EXERCISE PROMPT
List each line of the data that holds the word "title".
--------
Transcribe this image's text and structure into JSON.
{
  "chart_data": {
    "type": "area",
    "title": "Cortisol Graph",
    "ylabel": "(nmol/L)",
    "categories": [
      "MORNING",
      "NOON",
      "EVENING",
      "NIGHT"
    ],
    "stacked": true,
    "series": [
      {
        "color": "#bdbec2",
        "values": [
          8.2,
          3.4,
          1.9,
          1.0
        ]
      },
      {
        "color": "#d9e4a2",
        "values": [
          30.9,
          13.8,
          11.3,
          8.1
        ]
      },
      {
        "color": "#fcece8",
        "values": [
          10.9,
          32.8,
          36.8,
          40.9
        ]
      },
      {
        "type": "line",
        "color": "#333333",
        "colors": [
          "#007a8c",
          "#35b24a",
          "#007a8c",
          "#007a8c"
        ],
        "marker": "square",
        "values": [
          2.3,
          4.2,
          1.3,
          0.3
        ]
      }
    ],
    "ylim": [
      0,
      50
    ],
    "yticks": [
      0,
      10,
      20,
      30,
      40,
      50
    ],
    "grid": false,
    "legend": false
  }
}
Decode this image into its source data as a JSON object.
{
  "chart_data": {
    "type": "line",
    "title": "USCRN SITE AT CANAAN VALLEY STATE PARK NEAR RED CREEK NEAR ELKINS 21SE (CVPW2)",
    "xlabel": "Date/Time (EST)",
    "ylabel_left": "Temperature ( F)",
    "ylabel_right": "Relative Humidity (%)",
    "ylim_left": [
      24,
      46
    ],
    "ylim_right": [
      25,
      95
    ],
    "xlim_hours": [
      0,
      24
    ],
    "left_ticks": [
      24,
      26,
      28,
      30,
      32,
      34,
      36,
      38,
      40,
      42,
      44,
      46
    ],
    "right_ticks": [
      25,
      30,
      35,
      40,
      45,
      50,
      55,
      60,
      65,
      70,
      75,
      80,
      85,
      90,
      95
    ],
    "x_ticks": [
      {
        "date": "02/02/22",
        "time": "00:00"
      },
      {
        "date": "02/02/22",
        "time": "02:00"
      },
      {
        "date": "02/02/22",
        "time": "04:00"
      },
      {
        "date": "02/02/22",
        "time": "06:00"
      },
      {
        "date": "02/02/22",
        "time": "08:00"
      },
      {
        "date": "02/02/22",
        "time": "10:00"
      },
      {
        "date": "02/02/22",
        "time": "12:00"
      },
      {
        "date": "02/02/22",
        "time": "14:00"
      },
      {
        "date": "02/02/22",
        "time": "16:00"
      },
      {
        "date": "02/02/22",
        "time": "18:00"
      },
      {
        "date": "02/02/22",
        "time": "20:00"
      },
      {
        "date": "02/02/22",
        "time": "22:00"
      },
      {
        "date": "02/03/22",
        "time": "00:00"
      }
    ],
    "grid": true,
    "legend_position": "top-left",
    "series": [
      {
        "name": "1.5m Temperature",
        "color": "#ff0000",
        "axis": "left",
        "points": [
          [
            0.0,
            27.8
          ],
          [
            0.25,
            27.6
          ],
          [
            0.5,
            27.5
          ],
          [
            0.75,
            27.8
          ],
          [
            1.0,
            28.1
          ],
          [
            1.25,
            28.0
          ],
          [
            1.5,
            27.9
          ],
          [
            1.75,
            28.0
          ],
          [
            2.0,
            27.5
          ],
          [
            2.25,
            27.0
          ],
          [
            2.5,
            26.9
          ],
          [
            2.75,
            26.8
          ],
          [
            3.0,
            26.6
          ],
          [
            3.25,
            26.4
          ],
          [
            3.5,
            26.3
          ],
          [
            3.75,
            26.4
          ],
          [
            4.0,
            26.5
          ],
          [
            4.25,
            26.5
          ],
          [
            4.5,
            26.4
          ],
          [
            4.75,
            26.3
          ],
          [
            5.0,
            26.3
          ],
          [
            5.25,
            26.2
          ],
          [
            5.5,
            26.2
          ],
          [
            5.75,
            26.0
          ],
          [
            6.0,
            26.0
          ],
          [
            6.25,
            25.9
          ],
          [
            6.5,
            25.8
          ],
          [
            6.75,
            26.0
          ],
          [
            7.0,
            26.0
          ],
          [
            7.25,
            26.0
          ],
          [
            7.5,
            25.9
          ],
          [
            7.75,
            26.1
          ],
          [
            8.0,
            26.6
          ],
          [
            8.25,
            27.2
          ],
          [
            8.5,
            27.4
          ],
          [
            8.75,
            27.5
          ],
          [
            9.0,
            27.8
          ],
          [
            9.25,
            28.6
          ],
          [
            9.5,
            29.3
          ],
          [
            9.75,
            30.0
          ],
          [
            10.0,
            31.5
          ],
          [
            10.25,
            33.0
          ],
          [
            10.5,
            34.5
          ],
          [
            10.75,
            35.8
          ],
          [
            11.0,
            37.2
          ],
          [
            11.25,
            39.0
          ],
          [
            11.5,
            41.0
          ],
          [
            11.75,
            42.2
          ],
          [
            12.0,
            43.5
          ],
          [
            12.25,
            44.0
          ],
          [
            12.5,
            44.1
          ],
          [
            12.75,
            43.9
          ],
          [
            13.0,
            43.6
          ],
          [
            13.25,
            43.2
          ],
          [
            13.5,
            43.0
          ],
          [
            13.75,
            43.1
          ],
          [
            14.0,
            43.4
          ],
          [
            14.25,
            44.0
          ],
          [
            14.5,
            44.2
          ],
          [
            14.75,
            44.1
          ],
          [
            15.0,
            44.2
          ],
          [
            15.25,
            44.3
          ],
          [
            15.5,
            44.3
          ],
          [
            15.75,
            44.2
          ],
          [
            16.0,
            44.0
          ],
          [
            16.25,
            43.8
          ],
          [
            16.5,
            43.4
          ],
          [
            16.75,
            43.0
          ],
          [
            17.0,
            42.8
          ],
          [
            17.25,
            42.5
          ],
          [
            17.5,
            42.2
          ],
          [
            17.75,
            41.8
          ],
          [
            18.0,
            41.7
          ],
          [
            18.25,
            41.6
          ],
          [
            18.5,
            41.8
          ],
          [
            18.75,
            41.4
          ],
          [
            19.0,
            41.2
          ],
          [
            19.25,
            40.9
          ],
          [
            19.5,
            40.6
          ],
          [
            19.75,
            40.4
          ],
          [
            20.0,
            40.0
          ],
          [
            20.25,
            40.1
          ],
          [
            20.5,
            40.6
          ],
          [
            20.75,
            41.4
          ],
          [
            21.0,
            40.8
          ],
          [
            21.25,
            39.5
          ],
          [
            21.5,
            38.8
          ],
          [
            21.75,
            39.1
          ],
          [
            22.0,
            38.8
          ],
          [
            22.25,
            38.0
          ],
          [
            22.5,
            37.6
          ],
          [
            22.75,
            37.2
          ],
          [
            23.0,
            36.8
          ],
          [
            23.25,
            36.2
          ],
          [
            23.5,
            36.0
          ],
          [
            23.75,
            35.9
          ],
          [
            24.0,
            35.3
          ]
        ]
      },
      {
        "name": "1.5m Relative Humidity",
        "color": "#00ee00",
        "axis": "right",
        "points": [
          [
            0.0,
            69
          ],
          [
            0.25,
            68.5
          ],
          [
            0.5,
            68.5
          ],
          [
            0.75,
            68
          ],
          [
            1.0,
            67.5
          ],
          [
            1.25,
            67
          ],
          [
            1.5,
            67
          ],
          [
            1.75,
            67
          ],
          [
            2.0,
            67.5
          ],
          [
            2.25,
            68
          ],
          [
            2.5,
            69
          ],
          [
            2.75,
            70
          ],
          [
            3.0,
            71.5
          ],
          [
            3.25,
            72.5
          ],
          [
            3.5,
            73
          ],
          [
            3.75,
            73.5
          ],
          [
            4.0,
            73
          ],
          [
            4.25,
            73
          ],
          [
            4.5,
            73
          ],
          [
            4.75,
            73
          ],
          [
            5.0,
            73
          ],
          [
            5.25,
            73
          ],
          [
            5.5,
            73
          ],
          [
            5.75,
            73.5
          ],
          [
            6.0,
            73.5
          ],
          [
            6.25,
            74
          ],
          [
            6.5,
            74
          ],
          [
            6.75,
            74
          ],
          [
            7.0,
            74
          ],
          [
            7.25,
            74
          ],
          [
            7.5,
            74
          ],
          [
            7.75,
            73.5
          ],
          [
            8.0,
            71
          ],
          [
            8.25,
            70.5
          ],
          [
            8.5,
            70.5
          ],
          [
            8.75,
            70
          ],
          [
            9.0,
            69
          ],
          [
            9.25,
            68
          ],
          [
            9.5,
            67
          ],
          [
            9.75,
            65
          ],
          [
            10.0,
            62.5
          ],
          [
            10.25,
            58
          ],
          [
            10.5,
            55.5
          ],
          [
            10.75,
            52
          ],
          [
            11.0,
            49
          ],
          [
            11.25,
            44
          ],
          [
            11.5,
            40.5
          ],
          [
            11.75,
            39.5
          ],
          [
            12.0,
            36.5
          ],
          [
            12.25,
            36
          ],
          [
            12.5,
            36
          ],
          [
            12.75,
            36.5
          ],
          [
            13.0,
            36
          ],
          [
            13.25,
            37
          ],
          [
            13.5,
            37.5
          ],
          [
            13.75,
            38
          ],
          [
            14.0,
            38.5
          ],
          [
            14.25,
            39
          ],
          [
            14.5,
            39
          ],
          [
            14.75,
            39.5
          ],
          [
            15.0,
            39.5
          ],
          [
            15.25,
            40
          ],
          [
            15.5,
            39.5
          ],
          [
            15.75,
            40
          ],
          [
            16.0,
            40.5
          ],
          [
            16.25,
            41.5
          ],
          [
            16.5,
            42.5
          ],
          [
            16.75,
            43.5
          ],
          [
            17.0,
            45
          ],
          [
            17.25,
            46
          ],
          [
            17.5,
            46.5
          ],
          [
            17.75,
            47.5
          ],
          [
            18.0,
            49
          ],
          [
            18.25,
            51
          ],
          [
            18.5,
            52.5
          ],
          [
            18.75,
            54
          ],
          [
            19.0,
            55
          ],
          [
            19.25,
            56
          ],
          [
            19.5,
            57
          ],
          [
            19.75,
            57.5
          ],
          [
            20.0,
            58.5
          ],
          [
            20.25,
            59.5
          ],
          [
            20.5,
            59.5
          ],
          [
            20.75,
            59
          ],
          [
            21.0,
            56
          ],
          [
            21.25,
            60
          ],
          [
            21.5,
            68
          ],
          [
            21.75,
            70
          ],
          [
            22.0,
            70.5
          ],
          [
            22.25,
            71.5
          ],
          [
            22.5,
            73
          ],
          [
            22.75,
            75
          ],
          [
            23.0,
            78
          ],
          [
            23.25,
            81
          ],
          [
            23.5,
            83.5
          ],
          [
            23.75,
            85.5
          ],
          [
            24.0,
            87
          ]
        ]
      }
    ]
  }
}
--------
EXERCISE SOLUTION
    "title": "Cortisol Graph",
    "title": "USCRN SITE AT CANAAN VALLEY STATE PARK NEAR RED CREEK NEAR ELKINS 21SE (CVPW2)",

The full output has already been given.